» Task brief
Omit all pictures, then retype the data exactly as given.

** begin **

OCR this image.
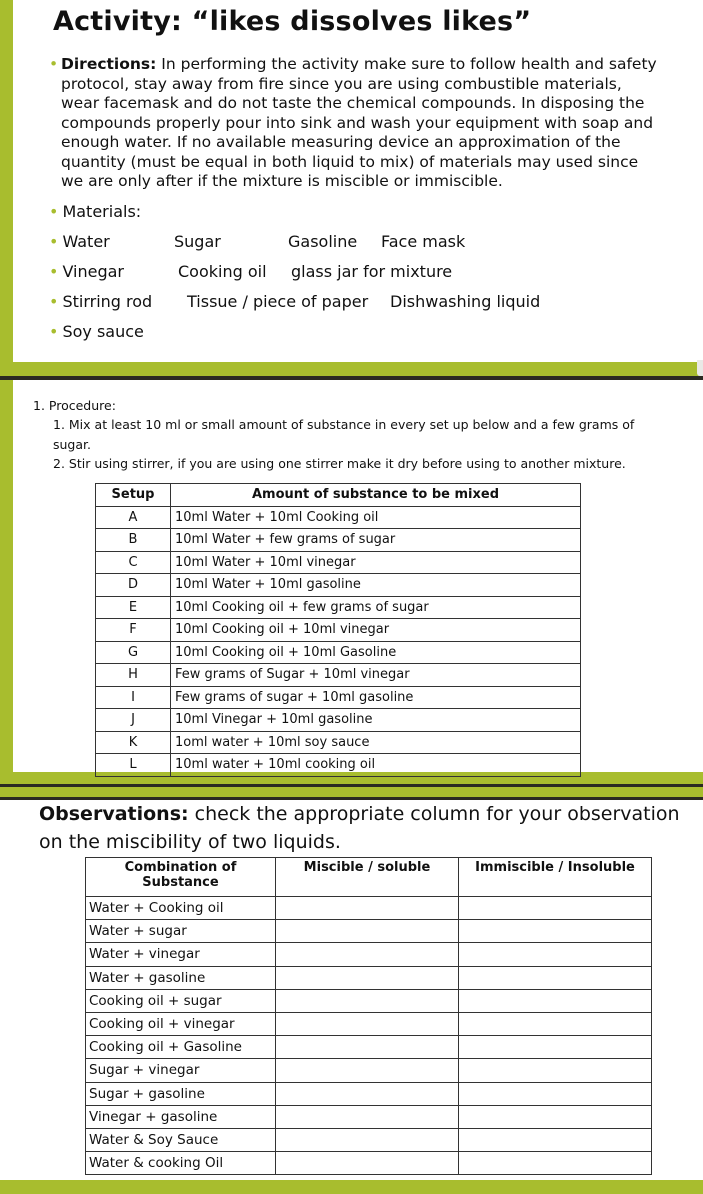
Activity: “likes dissolves likes”
• Directions: In performing the activity make sure to follow health and safety protocol, stay away from fire since you are using combustible materials, wear facemask and do not taste the chemical compounds. In disposing the compounds properly pour into sink and wash your equipment with soap and enough water. If no available measuring device an approximation of the quantity (must be equal in both liquid to mix) of materials may used since we are only after if the mixture is miscible or immiscible.
• Materials:
• Water	Sugar	Gasoline Face mask
• Vinegar	Cooking oil glass jar for mixture
• Stirring rod Tissue / piece of paper Dishwashing liquid
• Soy sauce
1. Procedure:
1. Mix at least 10 ml or small amount of substance in every set up below and a few grams of sugar.
2. Stir using stirrer, if you are using one stirrer make it dry before using to another mixture.
Setup	Amount of substance to be mixed
A	10ml Water + 10ml Cooking oil
B	10ml Water + few grams of sugar
C	10ml Water + 10ml vinegar
D	10ml Water + 10ml gasoline
E	10ml Cooking oil + few grams of sugar
F	10ml Cooking oil + 10ml vinegar
G	10ml Cooking oil + 10ml Gasoline
H	Few grams of Sugar + 10ml vinegar
I	Few grams of sugar + 10ml gasoline
J	10ml Vinegar + 10ml gasoline
K	1oml water + 10ml soy sauce
L	10ml water + 10ml cooking oil
Observations: check the appropriate column for your observation on the miscibility of two liquids.
Combination of Substance	Miscible / soluble	Immiscible / Insoluble
Water + Cooking oil		
Water + sugar		
Water + vinegar		
Water + gasoline		
Cooking oil + sugar		
Cooking oil + vinegar		
Cooking oil + Gasoline		
Sugar + vinegar		
Sugar + gasoline		
Vinegar + gasoline		
Water & Soy Sauce		
Water & cooking Oil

** end **

» Task output
OCR this image.
Activity: “likes dissolves likes”
• Directions: In performing the activity make sure to follow health and safety protocol, stay away from fire since you are using combustible materials, wear facemask and do not taste the chemical compounds. In disposing the compounds properly pour into sink and wash your equipment with soap and enough water. If no available measuring device an approximation of the quantity (must be equal in both liquid to mix) of materials may used since we are only after if the mixture is miscible or immiscible.
• Materials:
• Water	Sugar	Gasoline Face mask
• Vinegar	Cooking oil glass jar for mixture
• Stirring rod Tissue / piece of paper Dishwashing liquid
• Soy sauce
1. Procedure:
1. Mix at least 10 ml or small amount of substance in every set up below and a few grams of sugar.
2. Stir using stirrer, if you are using one stirrer make it dry before using to another mixture.
Setup	Amount of substance to be mixed
A	10ml Water + 10ml Cooking oil
B	10ml Water + few grams of sugar
C	10ml Water + 10ml vinegar
D	10ml Water + 10ml gasoline
E	10ml Cooking oil + few grams of sugar
F	10ml Cooking oil + 10ml vinegar
G	10ml Cooking oil + 10ml Gasoline
H	Few grams of Sugar + 10ml vinegar
I	Few grams of sugar + 10ml gasoline
J	10ml Vinegar + 10ml gasoline
K	1oml water + 10ml soy sauce
L	10ml water + 10ml cooking oil
Observations: check the appropriate column for your observation on the miscibility of two liquids.
Combination of Substance	Miscible / soluble	Immiscible / Insoluble
Water + Cooking oil		
Water + sugar		
Water + vinegar		
Water + gasoline		
Cooking oil + sugar		
Cooking oil + vinegar		
Cooking oil + Gasoline		
Sugar + vinegar		
Sugar + gasoline		
Vinegar + gasoline		
Water & Soy Sauce		
Water & cooking Oil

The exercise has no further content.